**Task details:** Copy each line exactly. Drop every picture.

○ ○ ○ ○

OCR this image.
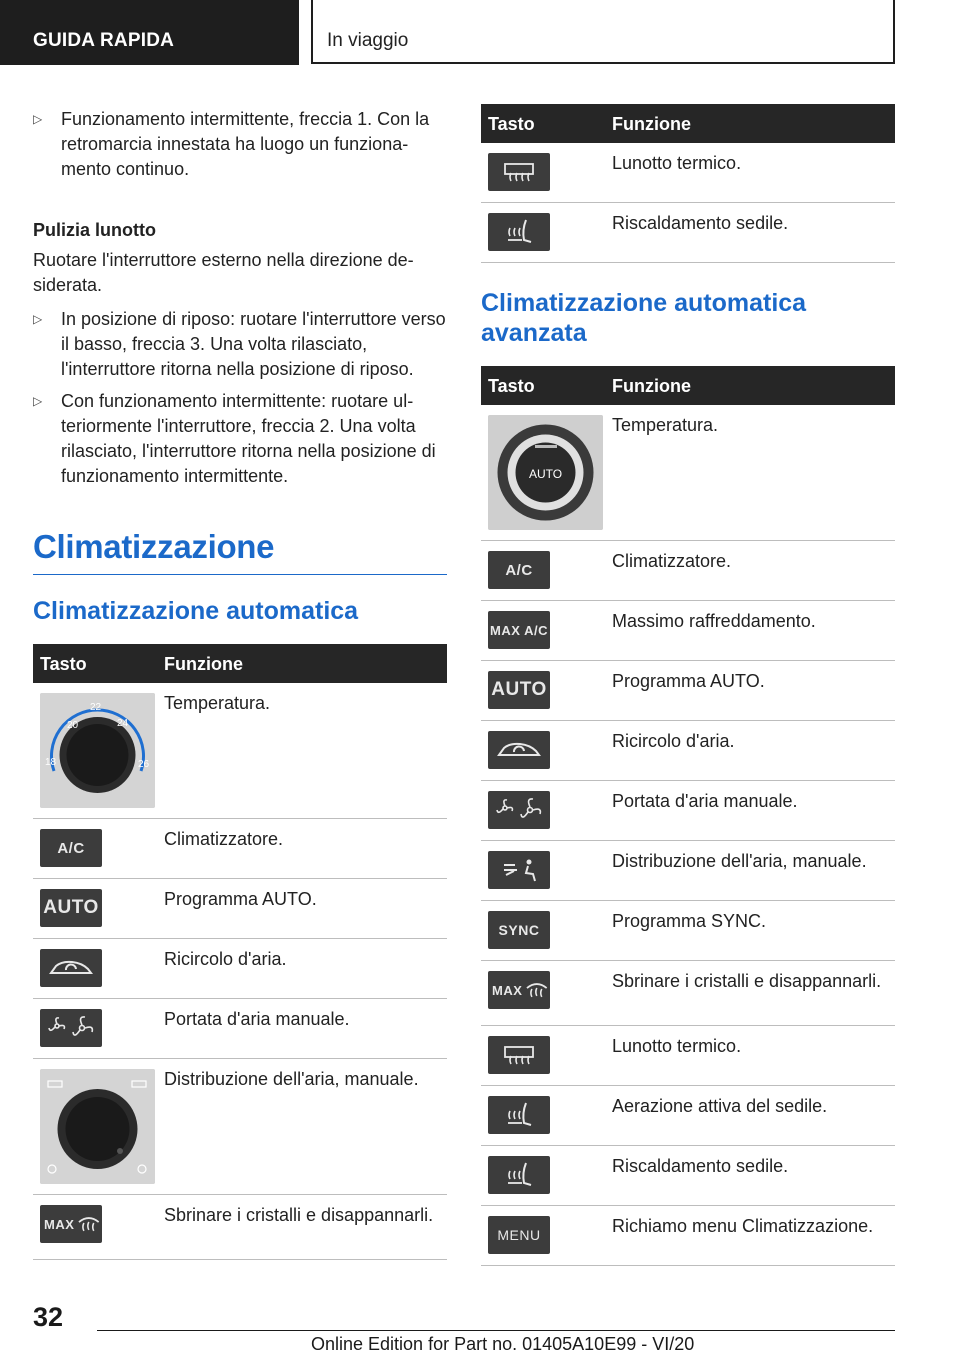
GUIDA RAPIDA	In viaggio
▷ Funzionamento intermittente, freccia 1. Con la retromarcia innestata ha luogo un funzionamento continuo.
Pulizia lunotto
Ruotare l'interruttore esterno nella direzione desiderata.
▷ In posizione di riposo: ruotare l'interruttore verso il basso, freccia 3. Una volta rilasciato, l'interruttore ritorna nella posizione di riposo.
▷ Con funzionamento intermittente: ruotare ulteriormente l'interruttore, freccia 2. Una volta rilasciato, l'interruttore ritorna nella posizione di funzionamento intermittente.
Climatizzazione
Climatizzazione automatica
Tasto	Funzione
20
22
24
18	26
Temperatura.
A/C	Climatizzatore.
AUTO	Programma AUTO.
Ricircolo d'aria.
Portata d'aria manuale.
Distribuzione dell'aria, manuale.
MAX	Sbrinare i cristalli e disappannarli.
Tasto	Funzione
Lunotto termico.
Riscaldamento sedile.
Climatizzazione automatica avanzata
Tasto	Funzione
AUTO
Temperatura.
A/C	Climatizzatore.
MAX A/C	Massimo raffreddamento.
AUTO	Programma AUTO.
Ricircolo d'aria.
Portata d'aria manuale.
Distribuzione dell'aria, manuale.
SYNC	Programma SYNC.
MAX	Sbrinare i cristalli e disappannarli.
Lunotto termico.
Aerazione attiva del sedile.
Riscaldamento sedile.
MENU	Richiamo menu Climatizzazione.
32
Online Edition for Part no. 01405A10E99 - VI/20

○ ○ ○ ○

**Response:**
OCR this image.
GUIDA RAPIDA	In viaggio
▷ Funzionamento intermittente, freccia 1. Con la retromarcia innestata ha luogo un funzionamento continuo.
Pulizia lunotto
Ruotare l'interruttore esterno nella direzione desiderata.
▷ In posizione di riposo: ruotare l'interruttore verso il basso, freccia 3. Una volta rilasciato, l'interruttore ritorna nella posizione di riposo.
▷ Con funzionamento intermittente: ruotare ulteriormente l'interruttore, freccia 2. Una volta rilasciato, l'interruttore ritorna nella posizione di funzionamento intermittente.
Climatizzazione
Climatizzazione automatica
Tasto	Funzione
20
22
24
18	26
Temperatura.
A/C	Climatizzatore.
AUTO	Programma AUTO.
Ricircolo d'aria.
Portata d'aria manuale.
Distribuzione dell'aria, manuale.
MAX	Sbrinare i cristalli e disappannarli.
Tasto	Funzione
Lunotto termico.
Riscaldamento sedile.
Climatizzazione automatica avanzata
Tasto	Funzione
AUTO
Temperatura.
A/C	Climatizzatore.
MAX A/C	Massimo raffreddamento.
AUTO	Programma AUTO.
Ricircolo d'aria.
Portata d'aria manuale.
Distribuzione dell'aria, manuale.
SYNC	Programma SYNC.
MAX	Sbrinare i cristalli e disappannarli.
Lunotto termico.
Aerazione attiva del sedile.
Riscaldamento sedile.
MENU	Richiamo menu Climatizzazione.
32
Online Edition for Part no. 01405A10E99 - VI/20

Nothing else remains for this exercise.